### [Sezione di testo]
________________________________________

Ogni anno la liturgia ci introduce nella Settimana Santa contemplando Gesù che entra a Gerusalemme acclamato come il Messia. Questo episodio mi interroga sempre molto, pensando all’estrema renitenza, al pudore più profondo, all’ostinato silenzio che Gesù ha tenuto, per tutta la sua vita, riguardo al suo essere il Messia, soprattutto per non alimentare attese sbagliate nel popolo. Ma ora è Lui stesso che prende l’iniziativa nel porre i segni della proclamazione messianica della sua persona, proprio ora che questa figura rischia di essere più equivocata che negli altri momenti della sua vita. Infatti siamo nei giorni della Pasqua, quando, nei Giudei, la celebrazione della liberazione dell’Egitto si coniugava senza soluzione di continuità come istanza di essere liberati dai romani.
E siamo nei giorni che precedono l’arresto e la passione di Gesù, di cui Lui aveva piena coscienza: la proclamazione messianica non rischiava di alimentare false attese anche nei suoi discepoli? Come tenere insieme la figura della «re che viene nel nome del Signore» con quella del disgraziato appeso alla croce con la scritta «costui è il re dei Giudei»? Possiamo attribuire tutto alla colpevole volubilità della gente che prima lo acclama e poi lo condanna? Certamente il «popolo» cerca sempre vittime da sacrificare. Perché la gente ama il potere e adora chi lo esercita, come appare in modo chiarissimo oggi, nella nostra società. Al contrario, la gente detesta il debole perché è uno specchio di se stessa, nel quale non vuole riflettersi: da qui l’intolleranza, la disumanità e il razzismo dei nostri giorni. Ma, proprio per questo, Gesù non doveva essere più avvertito e più prudente nel farsi proclamare il Messia, all’ingresso di Gerusalemme e all’ingresso della Pasqua?
Eppure, il racconto evangelico è chiarissimo nell’indicarci che Gesù non si è lasciato prendere la mano dell’entusiasmo della gente, bensì è Lui che ha provocato tutto: dei 12 versetti di cui è composto il brano, i 9 iniziali sono dedicati alla descrizione di ciò che Gesù stabilisce che deve avvenire e poi effettivamente avviene. È Lui che provoca e governa gli avvenimenti. E quando, alla fine del racconto, i farisei lo invitano a rimproverare i suoi discepoli per le proclamazioni messianiche che affermavano di Lui, Gesù dice perentoriamente: «Se questi taceranno, grideranno le pietre». È perciò evidente che è Gesù stesso a voler essere riconosciuto come Messia, a Pasqua e prima della sua Pasqua.

________________________________________

### [Record di impaginazione]
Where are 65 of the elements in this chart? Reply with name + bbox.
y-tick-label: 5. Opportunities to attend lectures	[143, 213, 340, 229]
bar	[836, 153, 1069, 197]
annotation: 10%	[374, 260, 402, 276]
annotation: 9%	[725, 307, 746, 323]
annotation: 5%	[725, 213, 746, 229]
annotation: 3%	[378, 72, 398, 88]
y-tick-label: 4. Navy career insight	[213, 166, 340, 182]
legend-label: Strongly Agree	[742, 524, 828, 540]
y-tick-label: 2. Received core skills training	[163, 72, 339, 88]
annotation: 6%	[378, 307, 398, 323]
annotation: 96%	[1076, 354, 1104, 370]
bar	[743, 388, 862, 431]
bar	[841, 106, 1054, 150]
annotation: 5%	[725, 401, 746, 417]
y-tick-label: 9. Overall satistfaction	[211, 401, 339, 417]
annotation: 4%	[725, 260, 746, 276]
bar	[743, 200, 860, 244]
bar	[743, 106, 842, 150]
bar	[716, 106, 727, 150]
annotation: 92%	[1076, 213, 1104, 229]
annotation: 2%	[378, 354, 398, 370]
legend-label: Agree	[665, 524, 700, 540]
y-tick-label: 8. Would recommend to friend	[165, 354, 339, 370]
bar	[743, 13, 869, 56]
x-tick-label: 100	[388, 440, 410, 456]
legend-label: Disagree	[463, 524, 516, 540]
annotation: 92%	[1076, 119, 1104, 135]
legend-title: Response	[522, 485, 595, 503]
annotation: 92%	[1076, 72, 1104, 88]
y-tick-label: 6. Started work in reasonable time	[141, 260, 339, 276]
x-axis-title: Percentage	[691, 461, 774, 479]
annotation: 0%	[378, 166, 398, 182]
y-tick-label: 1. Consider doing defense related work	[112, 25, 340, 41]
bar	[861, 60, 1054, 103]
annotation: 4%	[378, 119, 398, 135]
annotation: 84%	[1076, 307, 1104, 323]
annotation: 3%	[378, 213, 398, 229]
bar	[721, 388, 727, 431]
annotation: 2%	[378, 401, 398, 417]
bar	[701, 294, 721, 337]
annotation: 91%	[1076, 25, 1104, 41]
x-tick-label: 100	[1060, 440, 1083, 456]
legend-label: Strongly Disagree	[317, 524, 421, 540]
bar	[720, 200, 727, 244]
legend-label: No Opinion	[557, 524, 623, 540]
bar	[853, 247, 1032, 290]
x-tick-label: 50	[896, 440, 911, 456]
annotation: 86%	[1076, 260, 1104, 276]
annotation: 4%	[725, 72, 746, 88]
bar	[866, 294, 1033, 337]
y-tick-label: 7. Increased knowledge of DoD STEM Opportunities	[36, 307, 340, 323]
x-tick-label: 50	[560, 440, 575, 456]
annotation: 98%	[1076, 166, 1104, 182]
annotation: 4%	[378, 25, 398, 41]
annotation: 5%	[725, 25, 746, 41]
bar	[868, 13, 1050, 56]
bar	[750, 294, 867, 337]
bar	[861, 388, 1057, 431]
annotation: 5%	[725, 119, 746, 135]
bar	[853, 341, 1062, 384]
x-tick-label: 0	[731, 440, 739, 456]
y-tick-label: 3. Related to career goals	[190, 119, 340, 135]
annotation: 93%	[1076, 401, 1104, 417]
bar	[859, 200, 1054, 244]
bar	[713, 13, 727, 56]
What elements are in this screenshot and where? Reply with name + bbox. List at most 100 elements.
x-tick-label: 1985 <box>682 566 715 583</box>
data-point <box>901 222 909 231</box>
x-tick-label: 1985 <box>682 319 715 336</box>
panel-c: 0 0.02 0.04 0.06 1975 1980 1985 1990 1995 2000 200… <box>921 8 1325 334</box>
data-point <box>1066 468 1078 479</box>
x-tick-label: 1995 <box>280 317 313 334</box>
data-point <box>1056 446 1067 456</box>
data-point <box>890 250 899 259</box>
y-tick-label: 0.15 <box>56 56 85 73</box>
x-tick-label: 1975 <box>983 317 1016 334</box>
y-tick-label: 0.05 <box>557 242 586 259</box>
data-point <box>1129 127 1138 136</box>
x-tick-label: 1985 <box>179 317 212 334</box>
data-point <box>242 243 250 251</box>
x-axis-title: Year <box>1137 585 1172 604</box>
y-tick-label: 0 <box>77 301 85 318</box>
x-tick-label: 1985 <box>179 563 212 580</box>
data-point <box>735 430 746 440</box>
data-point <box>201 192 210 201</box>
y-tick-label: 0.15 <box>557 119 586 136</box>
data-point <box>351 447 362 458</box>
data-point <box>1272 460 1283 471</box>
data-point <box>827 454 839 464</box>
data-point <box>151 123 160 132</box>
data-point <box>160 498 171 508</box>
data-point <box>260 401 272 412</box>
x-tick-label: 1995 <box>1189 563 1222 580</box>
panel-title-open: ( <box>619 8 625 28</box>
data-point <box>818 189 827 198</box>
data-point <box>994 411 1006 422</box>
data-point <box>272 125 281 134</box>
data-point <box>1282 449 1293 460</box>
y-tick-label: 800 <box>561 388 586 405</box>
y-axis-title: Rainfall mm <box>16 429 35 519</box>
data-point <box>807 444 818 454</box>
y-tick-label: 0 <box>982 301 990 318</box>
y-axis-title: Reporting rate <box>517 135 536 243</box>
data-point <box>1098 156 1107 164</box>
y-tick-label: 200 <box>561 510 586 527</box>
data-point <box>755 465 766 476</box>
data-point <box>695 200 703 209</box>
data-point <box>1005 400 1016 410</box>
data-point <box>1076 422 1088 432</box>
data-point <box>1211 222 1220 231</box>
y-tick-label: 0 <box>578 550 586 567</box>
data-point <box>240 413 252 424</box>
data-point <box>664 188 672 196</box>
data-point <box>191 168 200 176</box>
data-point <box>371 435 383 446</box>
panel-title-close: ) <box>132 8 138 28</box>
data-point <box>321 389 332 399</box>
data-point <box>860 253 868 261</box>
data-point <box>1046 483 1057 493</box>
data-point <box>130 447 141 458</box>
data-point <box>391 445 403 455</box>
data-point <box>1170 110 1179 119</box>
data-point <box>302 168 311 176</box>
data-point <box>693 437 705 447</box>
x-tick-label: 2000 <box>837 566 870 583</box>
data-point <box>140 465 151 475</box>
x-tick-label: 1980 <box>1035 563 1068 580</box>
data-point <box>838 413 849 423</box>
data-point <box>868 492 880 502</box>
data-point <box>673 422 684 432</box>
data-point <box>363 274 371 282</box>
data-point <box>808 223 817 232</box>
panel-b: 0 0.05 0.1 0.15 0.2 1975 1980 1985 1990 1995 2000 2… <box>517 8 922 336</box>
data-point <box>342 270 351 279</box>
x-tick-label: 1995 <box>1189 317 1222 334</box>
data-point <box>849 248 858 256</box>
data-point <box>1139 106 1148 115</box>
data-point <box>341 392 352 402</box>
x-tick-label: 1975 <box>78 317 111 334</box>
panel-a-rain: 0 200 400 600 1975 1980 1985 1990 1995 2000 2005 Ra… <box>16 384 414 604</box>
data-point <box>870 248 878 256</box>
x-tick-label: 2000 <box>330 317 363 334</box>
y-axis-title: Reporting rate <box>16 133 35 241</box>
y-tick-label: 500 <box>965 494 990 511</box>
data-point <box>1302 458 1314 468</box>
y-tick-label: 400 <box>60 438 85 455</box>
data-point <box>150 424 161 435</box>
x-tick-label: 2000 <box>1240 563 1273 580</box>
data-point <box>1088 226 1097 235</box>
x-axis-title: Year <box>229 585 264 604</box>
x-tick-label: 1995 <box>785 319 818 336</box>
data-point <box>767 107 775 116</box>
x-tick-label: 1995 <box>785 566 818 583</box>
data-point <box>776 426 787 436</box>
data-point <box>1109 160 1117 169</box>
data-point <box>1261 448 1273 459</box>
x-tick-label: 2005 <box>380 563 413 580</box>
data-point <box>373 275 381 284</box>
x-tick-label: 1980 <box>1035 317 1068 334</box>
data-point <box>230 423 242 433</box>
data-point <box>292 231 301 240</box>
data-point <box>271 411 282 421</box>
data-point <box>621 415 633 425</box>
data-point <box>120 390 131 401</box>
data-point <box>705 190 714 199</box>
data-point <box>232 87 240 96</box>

________________________________________

### [Consegna scritta 1]
Ricopia il testo sull'ingresso di Gesù a Gerusalemme tra «Eppure, il racconto» e «della sua Pasqua.», estremi compresi.
### [Consegna scritta 2]
Prosegui il testo sull'ingresso di Gesù a Gerusalemme a partire dalla sua ultima frase.

### [Risposta 1]
Eppure, il racconto evangelico è chiarissimo nell’indicarci che Gesù non si è lasciato prendere la mano dell’entusiasmo della gente, bensì è Lui che ha provocato tutto: dei 12 versetti di cui è composto il brano, i 9 iniziali sono dedicati alla descrizione di ciò che Gesù stabilisce che deve avvenire e poi effettivamente avviene. È Lui che provoca e governa gli avvenimenti. E quando, alla fine del racconto, i farisei lo invitano a rimproverare i suoi discepoli per le proclamazioni messianiche che affermavano di Lui, Gesù dice perentoriamente: «Se questi taceranno, grideranno le pietre». È perciò evidente che è Gesù stesso a voler essere riconosciuto come Messia, a Pasqua e prima della sua Pasqua.

### [Risposta 2]
Certamente la simbologia messianica di cui si fa regista rinvia a una figura di inviato di Dio che non è come i re della terra: non si serve dell’autorità e della forza. È un Messia debole e povero, come avevano profetizzato i testi antichi, scritti in quelle epoche nelle quali si era tragicamente sperimentata la durezza e la cattiveria del potere umano, quando questo si faceva più assoluto e totalizzante. In tali contesti non si poteva pensare a un Dio che intervenisse a favore del suo popolo essendo più forte negli eserciti, nelle armi, nelle strategie politiche che asservivano la gente. Così la coscienza di fede si alimentava di valori di non contrapposizione, di non violenza, di apertura positiva, di fraternità, che solo un Messia che arrivava su un povero puledro preso in prestito – invece che sui carri da guerra – poteva portare. La pace non la possono realizzare le armi, la fraternità non si può instaurare con la divisione.
Perciò Gesù ci tiene in modo essenziale di rivestire tale figura di Messia e si fa Signore degli eventi così piccoli come il prevedere di trovare un puledro e far sì che venga lasciato in prestito dai suoi proprietari.
Dunque un Messia così diverso dalle logiche umane, ma, comunque e soprattutto, un Messia. Evidentemente Gesù vuole essere riconosciuto come tale soprattutto in quello che vivrà da ora in avanti: le mani che laveranno i piedi ai discepoli saranno quelle del Messia, il corpo che verrà legato come quello di un delinquente sarà quello del Messia, le accuse che gli verranno mosse saranno quelle di essere il Messia, il capo che verrà percosso sarà quello del Messia, le membra che verranno inchiodate alla croce saranno quelle del Messia, l’umanità piena che risorgerà da morte sarà quella del Messia.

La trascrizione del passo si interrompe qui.